### SUPPLIED MATERIAL ###

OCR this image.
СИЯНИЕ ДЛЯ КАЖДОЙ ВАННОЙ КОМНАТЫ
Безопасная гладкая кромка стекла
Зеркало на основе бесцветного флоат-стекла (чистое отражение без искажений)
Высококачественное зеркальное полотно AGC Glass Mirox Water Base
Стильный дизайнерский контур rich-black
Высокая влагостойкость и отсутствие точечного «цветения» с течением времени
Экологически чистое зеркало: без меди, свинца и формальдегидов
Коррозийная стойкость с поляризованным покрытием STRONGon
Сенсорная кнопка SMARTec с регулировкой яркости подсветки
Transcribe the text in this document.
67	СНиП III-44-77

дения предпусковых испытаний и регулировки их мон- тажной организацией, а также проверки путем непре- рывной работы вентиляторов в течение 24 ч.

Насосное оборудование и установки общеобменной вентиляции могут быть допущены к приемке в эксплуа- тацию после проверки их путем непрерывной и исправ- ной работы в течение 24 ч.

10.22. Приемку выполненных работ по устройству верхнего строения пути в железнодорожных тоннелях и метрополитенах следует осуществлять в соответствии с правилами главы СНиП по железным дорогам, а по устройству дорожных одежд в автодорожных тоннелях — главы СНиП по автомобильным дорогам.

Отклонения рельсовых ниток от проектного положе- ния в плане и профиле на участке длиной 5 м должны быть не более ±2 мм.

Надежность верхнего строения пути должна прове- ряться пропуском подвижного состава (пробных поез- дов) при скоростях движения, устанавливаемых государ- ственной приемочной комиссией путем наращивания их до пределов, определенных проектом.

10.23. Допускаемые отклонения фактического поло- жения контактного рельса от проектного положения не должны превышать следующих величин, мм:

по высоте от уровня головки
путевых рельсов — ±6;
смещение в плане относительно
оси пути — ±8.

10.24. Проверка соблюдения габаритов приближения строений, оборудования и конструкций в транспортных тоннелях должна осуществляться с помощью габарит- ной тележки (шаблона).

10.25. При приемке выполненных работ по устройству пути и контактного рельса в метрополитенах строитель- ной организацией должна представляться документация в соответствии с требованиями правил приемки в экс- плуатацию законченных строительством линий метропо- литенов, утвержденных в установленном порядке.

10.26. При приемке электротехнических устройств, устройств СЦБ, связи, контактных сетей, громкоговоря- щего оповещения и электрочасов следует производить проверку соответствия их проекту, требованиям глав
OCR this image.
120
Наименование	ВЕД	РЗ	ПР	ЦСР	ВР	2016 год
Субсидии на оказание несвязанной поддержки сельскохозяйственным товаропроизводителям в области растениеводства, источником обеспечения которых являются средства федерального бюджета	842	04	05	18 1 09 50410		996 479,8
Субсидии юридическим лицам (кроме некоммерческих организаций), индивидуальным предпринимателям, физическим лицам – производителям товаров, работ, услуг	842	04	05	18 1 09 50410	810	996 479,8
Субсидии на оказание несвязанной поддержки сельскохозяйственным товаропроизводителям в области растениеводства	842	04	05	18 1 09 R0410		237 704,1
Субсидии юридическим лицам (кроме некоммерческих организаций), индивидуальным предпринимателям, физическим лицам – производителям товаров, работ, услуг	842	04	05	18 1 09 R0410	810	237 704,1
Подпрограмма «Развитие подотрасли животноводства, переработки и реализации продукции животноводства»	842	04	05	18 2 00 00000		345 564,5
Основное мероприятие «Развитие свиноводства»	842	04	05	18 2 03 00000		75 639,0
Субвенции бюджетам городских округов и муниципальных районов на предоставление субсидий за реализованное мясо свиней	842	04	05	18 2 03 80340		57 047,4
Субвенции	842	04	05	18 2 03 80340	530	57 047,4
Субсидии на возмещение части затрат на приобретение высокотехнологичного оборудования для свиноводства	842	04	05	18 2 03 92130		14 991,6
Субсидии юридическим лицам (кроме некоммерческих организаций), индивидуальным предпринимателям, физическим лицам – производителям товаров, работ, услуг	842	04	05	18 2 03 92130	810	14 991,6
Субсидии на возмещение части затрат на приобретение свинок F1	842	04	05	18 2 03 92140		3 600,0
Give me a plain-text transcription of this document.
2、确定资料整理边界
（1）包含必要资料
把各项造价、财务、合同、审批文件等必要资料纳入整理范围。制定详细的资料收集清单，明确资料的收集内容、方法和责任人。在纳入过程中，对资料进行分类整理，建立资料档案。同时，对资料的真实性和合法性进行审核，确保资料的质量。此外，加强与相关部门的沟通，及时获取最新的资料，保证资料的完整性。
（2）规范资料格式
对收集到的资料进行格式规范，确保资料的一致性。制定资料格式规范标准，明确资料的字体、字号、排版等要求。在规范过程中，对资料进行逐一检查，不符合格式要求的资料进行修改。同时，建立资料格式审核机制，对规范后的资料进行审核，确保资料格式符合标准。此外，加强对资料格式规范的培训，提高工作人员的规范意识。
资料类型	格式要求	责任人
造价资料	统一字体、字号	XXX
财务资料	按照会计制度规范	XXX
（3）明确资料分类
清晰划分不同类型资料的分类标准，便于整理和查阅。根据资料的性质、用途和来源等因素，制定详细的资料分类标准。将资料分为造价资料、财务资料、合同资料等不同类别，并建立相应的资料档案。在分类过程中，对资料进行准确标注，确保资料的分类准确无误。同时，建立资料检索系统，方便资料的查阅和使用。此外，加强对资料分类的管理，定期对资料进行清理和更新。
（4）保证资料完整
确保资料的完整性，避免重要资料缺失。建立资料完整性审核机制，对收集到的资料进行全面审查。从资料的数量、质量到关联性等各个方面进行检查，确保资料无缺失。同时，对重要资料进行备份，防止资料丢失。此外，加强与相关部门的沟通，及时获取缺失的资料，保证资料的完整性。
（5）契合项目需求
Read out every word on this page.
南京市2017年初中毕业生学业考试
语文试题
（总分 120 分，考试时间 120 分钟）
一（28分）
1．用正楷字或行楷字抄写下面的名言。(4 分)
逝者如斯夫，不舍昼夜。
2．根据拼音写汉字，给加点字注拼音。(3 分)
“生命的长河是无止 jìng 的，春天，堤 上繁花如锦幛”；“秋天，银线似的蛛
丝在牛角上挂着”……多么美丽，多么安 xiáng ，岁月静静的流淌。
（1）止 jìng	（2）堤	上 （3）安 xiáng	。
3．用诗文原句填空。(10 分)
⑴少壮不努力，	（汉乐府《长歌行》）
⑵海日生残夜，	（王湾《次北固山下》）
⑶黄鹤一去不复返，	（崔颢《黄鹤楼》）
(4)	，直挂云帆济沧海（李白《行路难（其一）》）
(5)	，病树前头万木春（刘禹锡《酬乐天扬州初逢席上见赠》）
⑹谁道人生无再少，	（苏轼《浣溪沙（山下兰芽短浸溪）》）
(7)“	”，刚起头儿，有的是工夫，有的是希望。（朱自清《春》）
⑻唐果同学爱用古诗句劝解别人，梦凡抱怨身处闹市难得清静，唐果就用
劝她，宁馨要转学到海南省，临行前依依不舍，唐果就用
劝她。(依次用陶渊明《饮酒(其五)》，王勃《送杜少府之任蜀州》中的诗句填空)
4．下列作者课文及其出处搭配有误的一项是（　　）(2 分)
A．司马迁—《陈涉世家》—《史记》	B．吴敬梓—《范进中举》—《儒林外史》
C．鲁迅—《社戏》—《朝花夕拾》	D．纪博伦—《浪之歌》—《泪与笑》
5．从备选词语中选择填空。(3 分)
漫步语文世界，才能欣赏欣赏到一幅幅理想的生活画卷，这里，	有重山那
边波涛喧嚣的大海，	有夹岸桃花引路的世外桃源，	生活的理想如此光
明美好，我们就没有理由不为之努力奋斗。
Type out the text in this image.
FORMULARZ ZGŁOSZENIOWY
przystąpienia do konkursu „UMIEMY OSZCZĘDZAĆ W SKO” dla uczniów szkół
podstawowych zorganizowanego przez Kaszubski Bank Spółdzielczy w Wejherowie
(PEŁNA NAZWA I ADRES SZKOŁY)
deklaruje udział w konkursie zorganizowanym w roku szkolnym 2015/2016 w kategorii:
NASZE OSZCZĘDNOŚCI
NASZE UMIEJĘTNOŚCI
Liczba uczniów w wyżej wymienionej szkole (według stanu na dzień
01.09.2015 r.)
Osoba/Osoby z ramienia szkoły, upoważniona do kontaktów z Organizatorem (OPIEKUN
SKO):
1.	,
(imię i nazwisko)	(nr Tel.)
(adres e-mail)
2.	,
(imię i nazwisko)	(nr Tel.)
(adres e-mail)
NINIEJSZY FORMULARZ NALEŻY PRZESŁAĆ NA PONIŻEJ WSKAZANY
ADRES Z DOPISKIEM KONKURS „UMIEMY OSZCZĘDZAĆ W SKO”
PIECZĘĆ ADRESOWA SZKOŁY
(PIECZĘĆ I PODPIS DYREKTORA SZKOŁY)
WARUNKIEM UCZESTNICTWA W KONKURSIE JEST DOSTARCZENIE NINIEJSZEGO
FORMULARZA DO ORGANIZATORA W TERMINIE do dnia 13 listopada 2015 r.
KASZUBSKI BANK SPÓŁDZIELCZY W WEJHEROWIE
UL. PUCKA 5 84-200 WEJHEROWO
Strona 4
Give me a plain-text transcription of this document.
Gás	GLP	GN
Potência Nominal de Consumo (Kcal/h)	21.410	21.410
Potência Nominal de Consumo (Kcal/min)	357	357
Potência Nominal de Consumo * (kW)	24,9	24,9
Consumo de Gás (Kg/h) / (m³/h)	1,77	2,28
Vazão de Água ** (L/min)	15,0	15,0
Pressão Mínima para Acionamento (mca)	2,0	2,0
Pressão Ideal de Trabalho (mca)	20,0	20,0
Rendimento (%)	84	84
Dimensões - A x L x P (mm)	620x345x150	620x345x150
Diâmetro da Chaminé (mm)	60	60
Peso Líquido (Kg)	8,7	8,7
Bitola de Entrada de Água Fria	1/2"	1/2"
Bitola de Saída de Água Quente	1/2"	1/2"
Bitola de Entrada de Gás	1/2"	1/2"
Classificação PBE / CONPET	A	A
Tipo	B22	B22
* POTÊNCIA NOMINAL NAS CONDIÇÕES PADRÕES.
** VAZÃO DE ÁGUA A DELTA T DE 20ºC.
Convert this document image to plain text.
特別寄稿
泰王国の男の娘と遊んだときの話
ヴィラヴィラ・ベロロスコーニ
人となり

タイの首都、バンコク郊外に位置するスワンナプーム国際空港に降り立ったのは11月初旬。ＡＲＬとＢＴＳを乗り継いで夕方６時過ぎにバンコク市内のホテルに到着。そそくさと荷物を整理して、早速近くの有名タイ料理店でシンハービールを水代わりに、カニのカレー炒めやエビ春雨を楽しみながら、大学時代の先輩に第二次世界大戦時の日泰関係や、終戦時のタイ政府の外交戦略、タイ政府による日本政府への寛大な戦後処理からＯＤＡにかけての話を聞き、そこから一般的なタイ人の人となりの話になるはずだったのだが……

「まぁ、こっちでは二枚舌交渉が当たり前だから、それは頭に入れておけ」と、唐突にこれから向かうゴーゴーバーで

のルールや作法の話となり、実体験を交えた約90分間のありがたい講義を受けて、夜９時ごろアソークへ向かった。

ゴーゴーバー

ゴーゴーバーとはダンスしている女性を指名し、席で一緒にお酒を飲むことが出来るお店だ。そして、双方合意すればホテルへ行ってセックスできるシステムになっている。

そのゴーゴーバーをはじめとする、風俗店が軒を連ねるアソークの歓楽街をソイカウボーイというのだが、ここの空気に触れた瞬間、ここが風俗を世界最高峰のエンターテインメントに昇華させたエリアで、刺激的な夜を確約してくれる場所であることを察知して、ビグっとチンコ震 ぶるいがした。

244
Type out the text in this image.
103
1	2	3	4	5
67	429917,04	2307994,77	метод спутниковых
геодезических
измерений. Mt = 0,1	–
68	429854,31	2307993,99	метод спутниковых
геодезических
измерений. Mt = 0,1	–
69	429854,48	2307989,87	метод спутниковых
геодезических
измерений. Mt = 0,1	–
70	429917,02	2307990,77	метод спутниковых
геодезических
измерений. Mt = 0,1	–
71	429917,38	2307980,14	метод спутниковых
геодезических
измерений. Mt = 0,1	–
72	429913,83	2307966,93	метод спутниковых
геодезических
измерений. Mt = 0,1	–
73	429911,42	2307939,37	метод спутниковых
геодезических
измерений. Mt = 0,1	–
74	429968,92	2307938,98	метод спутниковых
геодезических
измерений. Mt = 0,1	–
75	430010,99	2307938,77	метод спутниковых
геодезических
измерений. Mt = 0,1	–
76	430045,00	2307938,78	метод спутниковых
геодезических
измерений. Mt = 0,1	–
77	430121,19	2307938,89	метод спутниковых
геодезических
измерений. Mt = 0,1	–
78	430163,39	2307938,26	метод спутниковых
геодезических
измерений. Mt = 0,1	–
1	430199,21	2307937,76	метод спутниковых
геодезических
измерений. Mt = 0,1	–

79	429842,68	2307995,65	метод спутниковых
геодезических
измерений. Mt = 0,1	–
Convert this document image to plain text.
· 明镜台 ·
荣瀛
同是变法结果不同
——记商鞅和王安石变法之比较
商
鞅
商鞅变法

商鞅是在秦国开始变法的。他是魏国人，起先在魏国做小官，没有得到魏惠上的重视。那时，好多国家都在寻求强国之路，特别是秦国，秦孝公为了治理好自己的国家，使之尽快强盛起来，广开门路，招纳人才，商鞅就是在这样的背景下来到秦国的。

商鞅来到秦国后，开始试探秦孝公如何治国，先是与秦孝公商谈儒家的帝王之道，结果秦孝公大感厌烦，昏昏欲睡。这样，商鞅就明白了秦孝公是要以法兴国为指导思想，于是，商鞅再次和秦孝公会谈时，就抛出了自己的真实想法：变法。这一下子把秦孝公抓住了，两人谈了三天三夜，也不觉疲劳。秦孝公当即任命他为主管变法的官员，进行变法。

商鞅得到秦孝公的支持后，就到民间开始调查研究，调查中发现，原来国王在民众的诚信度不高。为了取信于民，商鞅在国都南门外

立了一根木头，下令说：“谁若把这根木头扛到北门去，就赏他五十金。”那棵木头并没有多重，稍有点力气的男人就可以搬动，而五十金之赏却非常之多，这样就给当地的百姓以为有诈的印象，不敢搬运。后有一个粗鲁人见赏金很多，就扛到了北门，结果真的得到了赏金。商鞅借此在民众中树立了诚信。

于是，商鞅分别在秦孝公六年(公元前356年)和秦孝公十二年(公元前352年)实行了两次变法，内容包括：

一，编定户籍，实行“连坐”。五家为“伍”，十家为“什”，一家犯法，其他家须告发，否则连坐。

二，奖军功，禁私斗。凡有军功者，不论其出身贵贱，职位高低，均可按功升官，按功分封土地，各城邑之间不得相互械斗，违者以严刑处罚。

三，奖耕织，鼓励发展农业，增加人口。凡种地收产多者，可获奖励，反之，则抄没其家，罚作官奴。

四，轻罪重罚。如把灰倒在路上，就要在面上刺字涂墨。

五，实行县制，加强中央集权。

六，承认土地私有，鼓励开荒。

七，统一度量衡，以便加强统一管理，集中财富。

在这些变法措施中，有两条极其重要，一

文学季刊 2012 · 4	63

###

Which lines hold the string "следует"? Copy all of them from the data above.

◆ **PROBLEM SOLUTION**
10.22. Приемку выполненных работ по устройству верхнего строения пути в железнодорожных тоннелях и метрополитенах следует осуществлять в соответствии с правилами главы СНиП по железным дорогам, а по устройству дорожных одежд в автодорожных тоннелях — главы СНиП по автомобильным дорогам.
10.26. При приемке электротехнических устройств, устройств СЦБ, связи, контактных сетей, громкоговоря- щего оповещения и электрочасов следует производить проверку соответствия их проекту, требованиям глав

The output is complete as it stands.